[begin Task material]

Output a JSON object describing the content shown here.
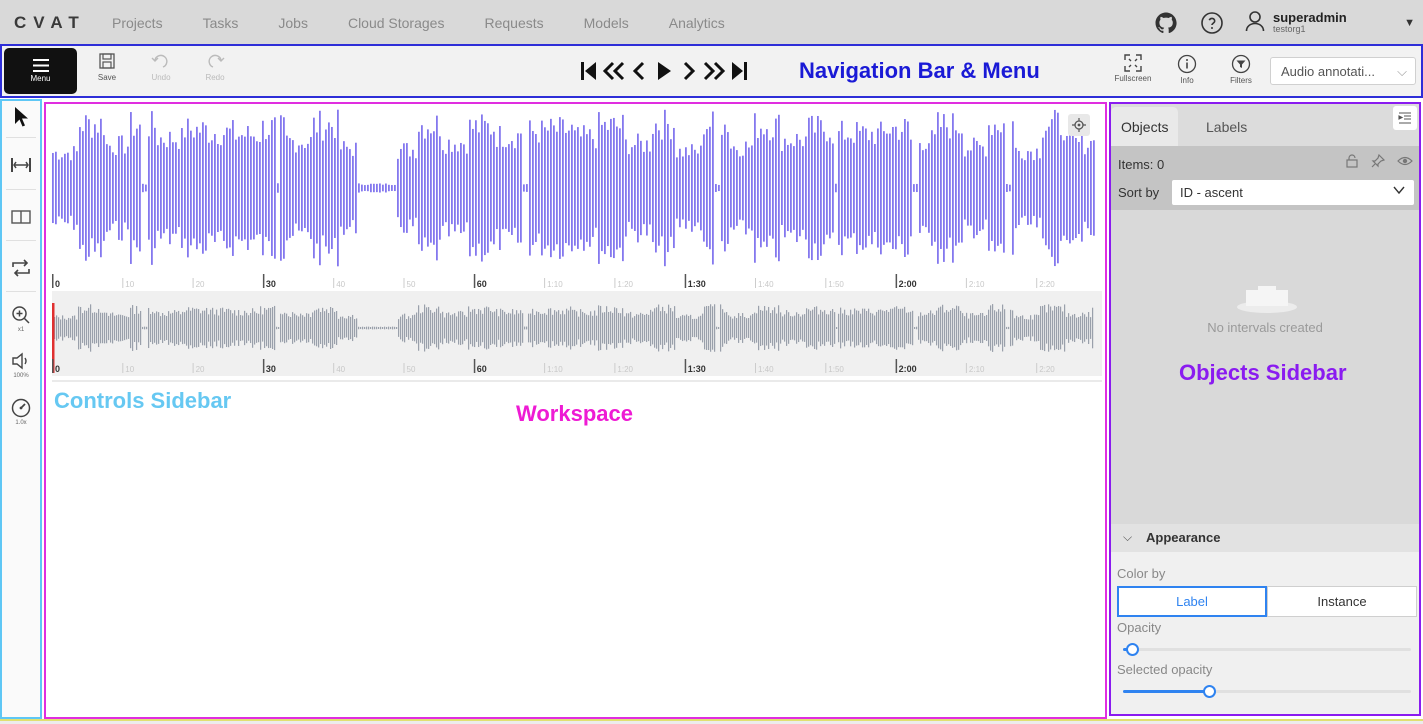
{
  "header": {
    "logo": "CVAT",
    "nav": [
      "Projects",
      "Tasks",
      "Jobs",
      "Cloud Storages",
      "Requests",
      "Models",
      "Analytics"
    ],
    "user": {
      "name": "superadmin",
      "org": "testorg1"
    }
  },
  "toolbar": {
    "menu_label": "Menu",
    "save_label": "Save",
    "undo_label": "Undo",
    "redo_label": "Redo",
    "fullscreen_label": "Fullscreen",
    "info_label": "Info",
    "filters_label": "Filters",
    "mode_value": "Audio annotati..."
  },
  "controls": {
    "zoom_value": "x1",
    "volume_value": "100%",
    "speed_value": "1.0x"
  },
  "timeline": {
    "major_ticks": [
      "0",
      "30",
      "60",
      "1:30",
      "2:00"
    ],
    "minor_ticks": [
      "10",
      "20",
      "40",
      "50",
      "1:10",
      "1:20",
      "1:40",
      "1:50",
      "2:10",
      "2:20"
    ]
  },
  "objects_sidebar": {
    "tabs": [
      "Objects",
      "Labels"
    ],
    "items_label": "Items: 0",
    "sort_label": "Sort by",
    "sort_value": "ID - ascent",
    "empty_text": "No intervals created",
    "appearance": {
      "title": "Appearance",
      "color_by_label": "Color by",
      "color_by_options": [
        "Label",
        "Instance"
      ],
      "opacity_label": "Opacity",
      "opacity_value": 0.03,
      "selected_opacity_label": "Selected opacity",
      "selected_opacity_value": 0.3
    }
  },
  "annotations": {
    "navigation": "Navigation Bar & Menu",
    "controls": "Controls Sidebar",
    "workspace": "Workspace",
    "objects": "Objects Sidebar"
  },
  "colors": {
    "waveform_primary": "#8478ee",
    "waveform_overview": "#9aa0ab",
    "nav_border": "#2e2ed8",
    "controls_border": "#5ec7f5",
    "workspace_border": "#e02ee0",
    "objects_border": "#8a1bf0",
    "accent": "#2f83f0"
  }
}
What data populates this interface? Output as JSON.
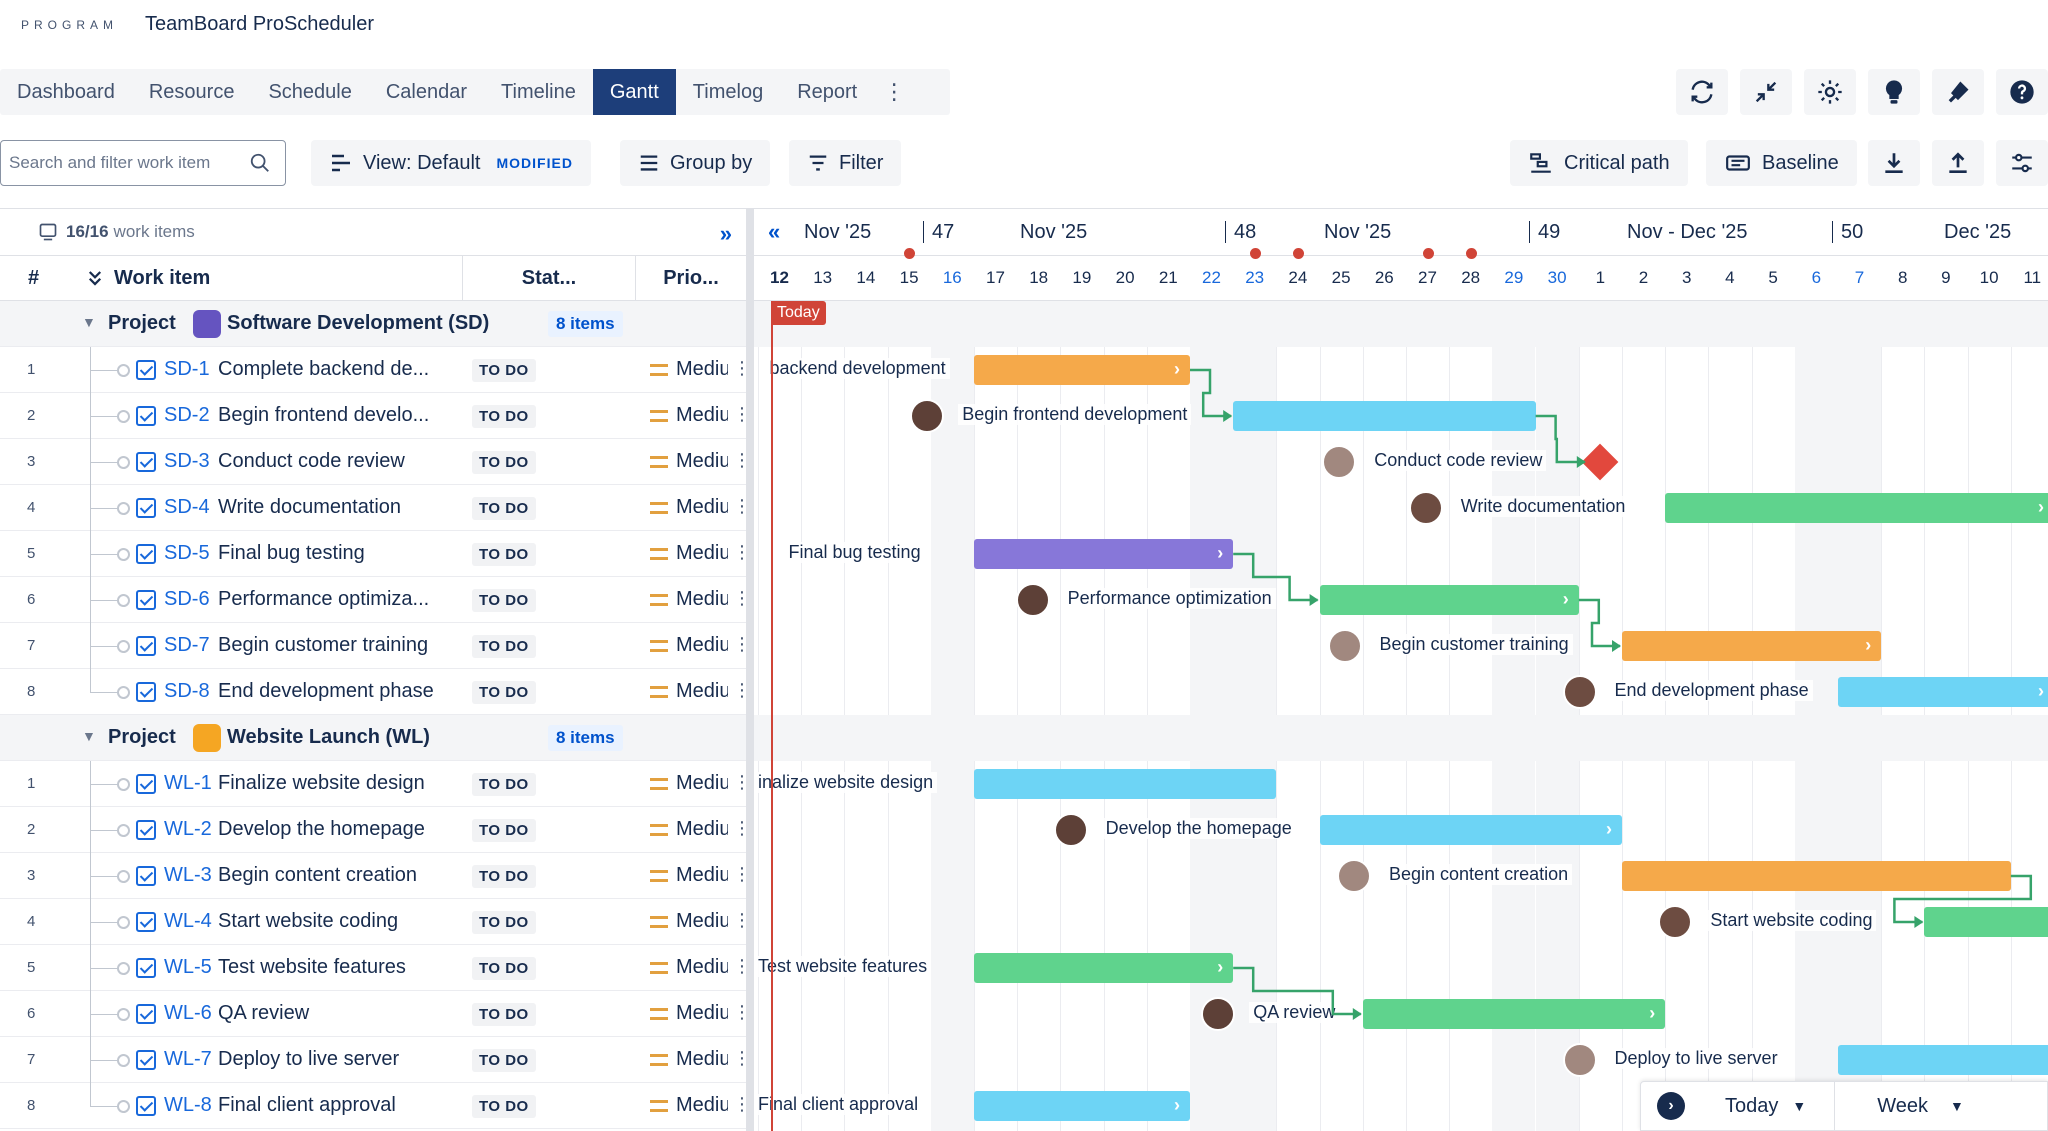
{
  "header": {
    "brand": "PROGRAM",
    "title": "TeamBoard ProScheduler"
  },
  "tabs": [
    "Dashboard",
    "Resource",
    "Schedule",
    "Calendar",
    "Timeline",
    "Gantt",
    "Timelog",
    "Report"
  ],
  "active_tab": "Gantt",
  "toolbar": {
    "search_placeholder": "Search and filter work item",
    "view_label": "View: Default",
    "view_badge": "MODIFIED",
    "group_by": "Group by",
    "filter": "Filter",
    "critical_path": "Critical path",
    "baseline": "Baseline"
  },
  "grid": {
    "summary_count": "16/16",
    "summary_label": "work items",
    "col_num": "#",
    "col_item": "Work item",
    "col_status": "Stat...",
    "col_priority": "Prio..."
  },
  "groups": [
    {
      "label": "Project",
      "name": "Software Development (SD)",
      "count": "8 items",
      "avatar_color": "#6554c0",
      "items": [
        {
          "num": "1",
          "key": "SD-1",
          "title": "Complete backend de...",
          "status": "TO DO",
          "priority": "Medium"
        },
        {
          "num": "2",
          "key": "SD-2",
          "title": "Begin frontend develo...",
          "status": "TO DO",
          "priority": "Medium"
        },
        {
          "num": "3",
          "key": "SD-3",
          "title": "Conduct code review",
          "status": "TO DO",
          "priority": "Medium"
        },
        {
          "num": "4",
          "key": "SD-4",
          "title": "Write documentation",
          "status": "TO DO",
          "priority": "Medium"
        },
        {
          "num": "5",
          "key": "SD-5",
          "title": "Final bug testing",
          "status": "TO DO",
          "priority": "Medium"
        },
        {
          "num": "6",
          "key": "SD-6",
          "title": "Performance optimiza...",
          "status": "TO DO",
          "priority": "Medium"
        },
        {
          "num": "7",
          "key": "SD-7",
          "title": "Begin customer training",
          "status": "TO DO",
          "priority": "Medium"
        },
        {
          "num": "8",
          "key": "SD-8",
          "title": "End development phase",
          "status": "TO DO",
          "priority": "Medium"
        }
      ]
    },
    {
      "label": "Project",
      "name": "Website Launch (WL)",
      "count": "8 items",
      "avatar_color": "#f5a623",
      "items": [
        {
          "num": "1",
          "key": "WL-1",
          "title": "Finalize website design",
          "status": "TO DO",
          "priority": "Medium"
        },
        {
          "num": "2",
          "key": "WL-2",
          "title": "Develop the homepage",
          "status": "TO DO",
          "priority": "Medium"
        },
        {
          "num": "3",
          "key": "WL-3",
          "title": "Begin content creation",
          "status": "TO DO",
          "priority": "Medium"
        },
        {
          "num": "4",
          "key": "WL-4",
          "title": "Start website coding",
          "status": "TO DO",
          "priority": "Medium"
        },
        {
          "num": "5",
          "key": "WL-5",
          "title": "Test website features",
          "status": "TO DO",
          "priority": "Medium"
        },
        {
          "num": "6",
          "key": "WL-6",
          "title": "QA review",
          "status": "TO DO",
          "priority": "Medium"
        },
        {
          "num": "7",
          "key": "WL-7",
          "title": "Deploy to live server",
          "status": "TO DO",
          "priority": "Medium"
        },
        {
          "num": "8",
          "key": "WL-8",
          "title": "Final client approval",
          "status": "TO DO",
          "priority": "Medium"
        }
      ]
    }
  ],
  "timeline": {
    "months": [
      {
        "label": "Nov '25",
        "week": "47"
      },
      {
        "label": "Nov '25",
        "week": "48"
      },
      {
        "label": "Nov '25",
        "week": "49"
      },
      {
        "label": "Nov - Dec '25",
        "week": "50"
      },
      {
        "label": "Dec '25",
        "week": ""
      }
    ],
    "days": [
      "12",
      "13",
      "14",
      "15",
      "16",
      "17",
      "18",
      "19",
      "20",
      "21",
      "22",
      "23",
      "24",
      "25",
      "26",
      "27",
      "28",
      "29",
      "30",
      "1",
      "2",
      "3",
      "4",
      "5",
      "6",
      "7",
      "8",
      "9",
      "10",
      "11"
    ],
    "weekend_days": [
      "16",
      "22",
      "23",
      "29",
      "30",
      "6",
      "7"
    ],
    "holiday_days": [
      "15",
      "23",
      "24",
      "27",
      "28"
    ],
    "today_label": "Today",
    "tasks": [
      {
        "label": "backend development",
        "start": 5,
        "end": 9,
        "color": "#f5a94a",
        "chev": true
      },
      {
        "label": "Begin frontend development",
        "start": 11,
        "end": 17,
        "color": "#6dd4f5",
        "chev": false
      },
      {
        "label": "Conduct code review",
        "start": 19,
        "end": 19,
        "color": "#e2483d",
        "milestone": true
      },
      {
        "label": "Write documentation",
        "start": 21,
        "end": 29,
        "color": "#5fd38d",
        "chev": true
      },
      {
        "label": "Final bug testing",
        "start": 5,
        "end": 10,
        "color": "#8777d9",
        "chev": true
      },
      {
        "label": "Performance optimization",
        "start": 13,
        "end": 18,
        "color": "#5fd38d",
        "chev": true
      },
      {
        "label": "Begin customer training",
        "start": 20,
        "end": 25,
        "color": "#f5a94a",
        "chev": true
      },
      {
        "label": "End development phase",
        "start": 25,
        "end": 29,
        "color": "#6dd4f5",
        "chev": true
      },
      {
        "label": "inalize website design",
        "start": 5,
        "end": 11,
        "color": "#6dd4f5",
        "chev": false
      },
      {
        "label": "Develop the homepage",
        "start": 13,
        "end": 19,
        "color": "#6dd4f5",
        "chev": true
      },
      {
        "label": "Begin content creation",
        "start": 20,
        "end": 28,
        "color": "#f5a94a",
        "chev": false
      },
      {
        "label": "Start website coding",
        "start": 27,
        "end": 30,
        "color": "#5fd38d",
        "chev": false
      },
      {
        "label": "Test website features",
        "start": 5,
        "end": 10,
        "color": "#5fd38d",
        "chev": true
      },
      {
        "label": "QA review",
        "start": 14,
        "end": 20,
        "color": "#5fd38d",
        "chev": true
      },
      {
        "label": "Deploy to live server",
        "start": 25,
        "end": 30,
        "color": "#6dd4f5",
        "chev": false
      },
      {
        "label": "Final client approval",
        "start": 5,
        "end": 9,
        "color": "#6dd4f5",
        "chev": true
      }
    ]
  },
  "bottom": {
    "today": "Today",
    "scale": "Week"
  }
}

[end Task material]

_Your goal_. Locate each line with the word "review" and copy it.

_Solution for this task_.
          "title": "Conduct code review",
          "title": "QA review",
        "label": "Conduct code review",
        "label": "QA review",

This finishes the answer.